■ **Prompt**: Reproduce all of the data that follows, character for character.

■ **Data listing**:
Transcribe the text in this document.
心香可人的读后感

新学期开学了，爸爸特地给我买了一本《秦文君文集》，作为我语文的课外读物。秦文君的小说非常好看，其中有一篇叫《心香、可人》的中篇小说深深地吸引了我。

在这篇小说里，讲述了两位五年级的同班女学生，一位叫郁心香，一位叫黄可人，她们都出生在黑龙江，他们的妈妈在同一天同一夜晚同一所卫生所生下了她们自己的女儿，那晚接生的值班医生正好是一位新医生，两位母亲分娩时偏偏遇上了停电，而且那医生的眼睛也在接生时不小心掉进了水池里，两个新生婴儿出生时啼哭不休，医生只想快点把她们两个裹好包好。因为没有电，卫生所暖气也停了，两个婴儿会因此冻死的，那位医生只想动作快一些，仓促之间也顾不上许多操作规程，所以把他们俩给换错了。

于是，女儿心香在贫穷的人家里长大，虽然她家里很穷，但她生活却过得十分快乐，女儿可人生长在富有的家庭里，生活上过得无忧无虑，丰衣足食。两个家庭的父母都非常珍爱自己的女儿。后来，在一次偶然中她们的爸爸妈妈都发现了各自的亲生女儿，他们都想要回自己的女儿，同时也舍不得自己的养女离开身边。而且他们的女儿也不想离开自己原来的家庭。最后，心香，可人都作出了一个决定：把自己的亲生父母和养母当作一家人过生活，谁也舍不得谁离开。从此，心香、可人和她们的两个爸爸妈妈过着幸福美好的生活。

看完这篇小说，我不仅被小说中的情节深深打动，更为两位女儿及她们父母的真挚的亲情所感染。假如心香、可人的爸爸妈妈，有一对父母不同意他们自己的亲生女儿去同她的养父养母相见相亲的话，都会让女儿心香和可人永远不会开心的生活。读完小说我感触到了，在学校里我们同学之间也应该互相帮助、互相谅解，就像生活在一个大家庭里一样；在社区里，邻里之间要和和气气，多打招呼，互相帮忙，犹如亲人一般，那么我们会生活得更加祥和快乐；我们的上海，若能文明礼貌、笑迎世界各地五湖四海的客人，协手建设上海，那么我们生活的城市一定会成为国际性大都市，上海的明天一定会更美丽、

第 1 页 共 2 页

■ **Complete response**:
Transcribe the text in this document.
心香可人的读后感

新学期开学了，爸爸特地给我买了一本《秦文君文集》，作为我语文的课外读物。秦文君的小说非常好看，其中有一篇叫《心香、可人》的中篇小说深深地吸引了我。

在这篇小说里，讲述了两位五年级的同班女学生，一位叫郁心香，一位叫黄可人，她们都出生在黑龙江，他们的妈妈在同一天同一夜晚同一所卫生所生下了她们自己的女儿，那晚接生的值班医生正好是一位新医生，两位母亲分娩时偏偏遇上了停电，而且那医生的眼睛也在接生时不小心掉进了水池里，两个新生婴儿出生时啼哭不休，医生只想快点把她们两个裹好包好。因为没有电，卫生所暖气也停了，两个婴儿会因此冻死的，那位医生只想动作快一些，仓促之间也顾不上许多操作规程，所以把他们俩给换错了。

于是，女儿心香在贫穷的人家里长大，虽然她家里很穷，但她生活却过得十分快乐，女儿可人生长在富有的家庭里，生活上过得无忧无虑，丰衣足食。两个家庭的父母都非常珍爱自己的女儿。后来，在一次偶然中她们的爸爸妈妈都发现了各自的亲生女儿，他们都想要回自己的女儿，同时也舍不得自己的养女离开身边。而且他们的女儿也不想离开自己原来的家庭。最后，心香，可人都作出了一个决定：把自己的亲生父母和养母当作一家人过生活，谁也舍不得谁离开。从此，心香、可人和她们的两个爸爸妈妈过着幸福美好的生活。

看完这篇小说，我不仅被小说中的情节深深打动，更为两位女儿及她们父母的真挚的亲情所感染。假如心香、可人的爸爸妈妈，有一对父母不同意他们自己的亲生女儿去同她的养父养母相见相亲的话，都会让女儿心香和可人永远不会开心的生活。读完小说我感触到了，在学校里我们同学之间也应该互相帮助、互相谅解，就像生活在一个大家庭里一样；在社区里，邻里之间要和和气气，多打招呼，互相帮忙，犹如亲人一般，那么我们会生活得更加祥和快乐；我们的上海，若能文明礼貌、笑迎世界各地五湖四海的客人，协手建设上海，那么我们生活的城市一定会成为国际性大都市，上海的明天一定会更美丽、

第 1 页 共 2 页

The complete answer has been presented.